### What needs to be done
Only lines with the string "Heim" matter here; gather them from the material below.

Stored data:
****

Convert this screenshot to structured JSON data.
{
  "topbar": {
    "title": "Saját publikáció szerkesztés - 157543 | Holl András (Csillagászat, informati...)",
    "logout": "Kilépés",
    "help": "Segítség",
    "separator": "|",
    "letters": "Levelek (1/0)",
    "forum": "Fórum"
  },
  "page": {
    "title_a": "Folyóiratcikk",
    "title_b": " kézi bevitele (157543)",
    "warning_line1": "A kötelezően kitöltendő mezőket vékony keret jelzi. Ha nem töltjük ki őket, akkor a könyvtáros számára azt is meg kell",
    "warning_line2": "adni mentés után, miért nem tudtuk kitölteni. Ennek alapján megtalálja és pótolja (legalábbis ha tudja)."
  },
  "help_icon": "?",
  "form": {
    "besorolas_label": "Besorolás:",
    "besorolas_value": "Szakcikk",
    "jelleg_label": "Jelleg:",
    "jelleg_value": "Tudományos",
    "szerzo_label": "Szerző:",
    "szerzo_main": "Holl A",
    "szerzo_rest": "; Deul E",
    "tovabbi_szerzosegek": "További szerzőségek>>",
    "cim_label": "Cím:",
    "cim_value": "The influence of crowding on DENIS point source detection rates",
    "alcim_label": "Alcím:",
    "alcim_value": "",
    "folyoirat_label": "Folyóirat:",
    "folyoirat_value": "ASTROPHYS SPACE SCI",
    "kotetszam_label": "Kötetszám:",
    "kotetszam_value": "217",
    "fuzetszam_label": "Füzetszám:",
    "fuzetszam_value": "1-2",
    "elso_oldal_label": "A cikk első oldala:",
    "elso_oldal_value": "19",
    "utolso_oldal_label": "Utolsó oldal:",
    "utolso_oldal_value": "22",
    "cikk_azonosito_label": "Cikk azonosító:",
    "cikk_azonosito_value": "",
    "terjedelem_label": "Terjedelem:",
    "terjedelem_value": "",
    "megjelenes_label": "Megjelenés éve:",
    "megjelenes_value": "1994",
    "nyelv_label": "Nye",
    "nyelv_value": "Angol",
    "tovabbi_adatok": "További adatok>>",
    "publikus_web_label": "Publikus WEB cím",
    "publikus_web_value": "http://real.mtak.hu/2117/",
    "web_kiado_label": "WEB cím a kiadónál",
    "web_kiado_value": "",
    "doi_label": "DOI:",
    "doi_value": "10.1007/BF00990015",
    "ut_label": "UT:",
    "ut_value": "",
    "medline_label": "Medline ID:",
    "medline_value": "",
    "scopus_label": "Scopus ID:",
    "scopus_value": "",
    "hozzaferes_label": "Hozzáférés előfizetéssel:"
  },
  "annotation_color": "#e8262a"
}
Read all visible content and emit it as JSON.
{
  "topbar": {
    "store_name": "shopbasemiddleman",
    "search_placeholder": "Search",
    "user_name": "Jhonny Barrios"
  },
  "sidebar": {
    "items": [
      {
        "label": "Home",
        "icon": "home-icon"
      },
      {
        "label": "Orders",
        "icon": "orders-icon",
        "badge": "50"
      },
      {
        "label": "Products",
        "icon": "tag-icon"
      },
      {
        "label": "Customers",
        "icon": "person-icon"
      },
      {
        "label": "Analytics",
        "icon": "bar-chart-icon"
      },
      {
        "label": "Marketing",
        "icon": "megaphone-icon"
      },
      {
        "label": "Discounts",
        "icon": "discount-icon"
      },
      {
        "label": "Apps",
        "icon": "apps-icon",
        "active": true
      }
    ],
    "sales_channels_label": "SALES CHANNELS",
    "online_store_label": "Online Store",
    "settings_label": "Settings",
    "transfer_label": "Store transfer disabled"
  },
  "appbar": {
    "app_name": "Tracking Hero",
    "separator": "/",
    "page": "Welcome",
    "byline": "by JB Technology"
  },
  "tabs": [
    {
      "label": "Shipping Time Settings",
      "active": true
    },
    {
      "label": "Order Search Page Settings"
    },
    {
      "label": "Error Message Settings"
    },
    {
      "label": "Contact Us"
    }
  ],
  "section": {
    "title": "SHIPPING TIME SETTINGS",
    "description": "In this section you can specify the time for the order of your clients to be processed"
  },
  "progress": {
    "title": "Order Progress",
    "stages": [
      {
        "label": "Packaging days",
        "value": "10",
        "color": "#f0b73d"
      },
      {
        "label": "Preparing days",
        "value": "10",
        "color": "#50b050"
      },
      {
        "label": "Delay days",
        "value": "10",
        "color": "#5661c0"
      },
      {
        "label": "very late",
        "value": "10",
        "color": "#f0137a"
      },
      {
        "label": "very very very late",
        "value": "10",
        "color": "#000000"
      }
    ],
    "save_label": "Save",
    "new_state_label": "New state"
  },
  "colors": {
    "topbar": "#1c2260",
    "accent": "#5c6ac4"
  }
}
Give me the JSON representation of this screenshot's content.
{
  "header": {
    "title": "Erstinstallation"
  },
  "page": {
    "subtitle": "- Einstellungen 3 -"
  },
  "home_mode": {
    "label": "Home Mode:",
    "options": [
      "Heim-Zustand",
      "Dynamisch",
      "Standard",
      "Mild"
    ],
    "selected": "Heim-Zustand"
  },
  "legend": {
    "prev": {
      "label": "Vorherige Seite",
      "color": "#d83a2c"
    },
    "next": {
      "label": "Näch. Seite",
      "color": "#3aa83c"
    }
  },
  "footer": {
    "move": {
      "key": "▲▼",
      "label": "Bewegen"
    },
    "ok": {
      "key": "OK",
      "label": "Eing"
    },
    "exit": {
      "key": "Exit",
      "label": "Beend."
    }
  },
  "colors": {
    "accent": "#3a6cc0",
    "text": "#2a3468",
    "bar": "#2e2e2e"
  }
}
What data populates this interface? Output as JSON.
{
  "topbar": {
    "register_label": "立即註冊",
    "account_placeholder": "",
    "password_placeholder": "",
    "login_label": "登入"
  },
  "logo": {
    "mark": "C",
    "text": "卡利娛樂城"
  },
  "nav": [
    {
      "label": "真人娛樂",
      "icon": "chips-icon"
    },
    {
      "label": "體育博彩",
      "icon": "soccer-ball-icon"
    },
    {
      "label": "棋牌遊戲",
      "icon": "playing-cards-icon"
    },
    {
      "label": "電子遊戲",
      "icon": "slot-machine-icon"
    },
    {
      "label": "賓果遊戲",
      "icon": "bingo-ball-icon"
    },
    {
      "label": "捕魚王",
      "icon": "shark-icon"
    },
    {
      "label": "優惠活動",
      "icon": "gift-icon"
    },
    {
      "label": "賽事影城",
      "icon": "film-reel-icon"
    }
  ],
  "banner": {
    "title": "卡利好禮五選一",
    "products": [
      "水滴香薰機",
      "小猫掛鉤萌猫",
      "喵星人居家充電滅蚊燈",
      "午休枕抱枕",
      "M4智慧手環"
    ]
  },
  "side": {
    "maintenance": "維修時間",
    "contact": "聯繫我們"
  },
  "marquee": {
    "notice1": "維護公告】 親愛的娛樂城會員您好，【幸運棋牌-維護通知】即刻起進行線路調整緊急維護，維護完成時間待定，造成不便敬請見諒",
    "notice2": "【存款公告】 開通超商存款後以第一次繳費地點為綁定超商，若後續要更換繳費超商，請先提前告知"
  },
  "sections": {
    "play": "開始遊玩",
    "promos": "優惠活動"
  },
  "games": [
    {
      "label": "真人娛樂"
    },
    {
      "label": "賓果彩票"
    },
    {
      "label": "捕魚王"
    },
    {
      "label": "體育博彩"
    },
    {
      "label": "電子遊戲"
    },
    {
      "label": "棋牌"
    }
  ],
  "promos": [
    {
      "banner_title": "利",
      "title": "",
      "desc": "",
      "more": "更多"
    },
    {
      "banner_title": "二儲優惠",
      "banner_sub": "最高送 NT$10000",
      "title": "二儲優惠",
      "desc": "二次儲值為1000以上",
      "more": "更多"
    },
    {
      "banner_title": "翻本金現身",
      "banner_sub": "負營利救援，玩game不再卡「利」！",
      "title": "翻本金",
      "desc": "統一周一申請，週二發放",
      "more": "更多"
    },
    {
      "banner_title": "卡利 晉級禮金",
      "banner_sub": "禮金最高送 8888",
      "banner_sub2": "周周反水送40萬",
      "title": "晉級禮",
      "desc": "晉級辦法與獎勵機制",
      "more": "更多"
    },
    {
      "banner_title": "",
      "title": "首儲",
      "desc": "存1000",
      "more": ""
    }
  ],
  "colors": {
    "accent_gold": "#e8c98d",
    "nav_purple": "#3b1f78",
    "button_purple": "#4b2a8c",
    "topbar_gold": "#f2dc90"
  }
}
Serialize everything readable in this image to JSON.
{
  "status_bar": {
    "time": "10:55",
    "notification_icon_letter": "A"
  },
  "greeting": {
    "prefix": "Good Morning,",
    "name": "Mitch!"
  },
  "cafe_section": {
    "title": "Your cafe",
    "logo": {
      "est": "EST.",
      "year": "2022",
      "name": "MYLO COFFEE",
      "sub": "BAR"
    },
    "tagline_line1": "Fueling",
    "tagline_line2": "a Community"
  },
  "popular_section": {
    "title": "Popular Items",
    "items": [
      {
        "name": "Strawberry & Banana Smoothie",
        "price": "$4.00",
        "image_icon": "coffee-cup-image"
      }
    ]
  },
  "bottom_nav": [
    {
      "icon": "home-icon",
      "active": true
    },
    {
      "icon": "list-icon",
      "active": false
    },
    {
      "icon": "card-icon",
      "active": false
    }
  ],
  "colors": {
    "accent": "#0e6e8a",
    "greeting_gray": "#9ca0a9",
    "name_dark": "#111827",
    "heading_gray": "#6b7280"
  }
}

****

### The response
      "Heim-Zustand",
    "selected": "Heim-Zustand"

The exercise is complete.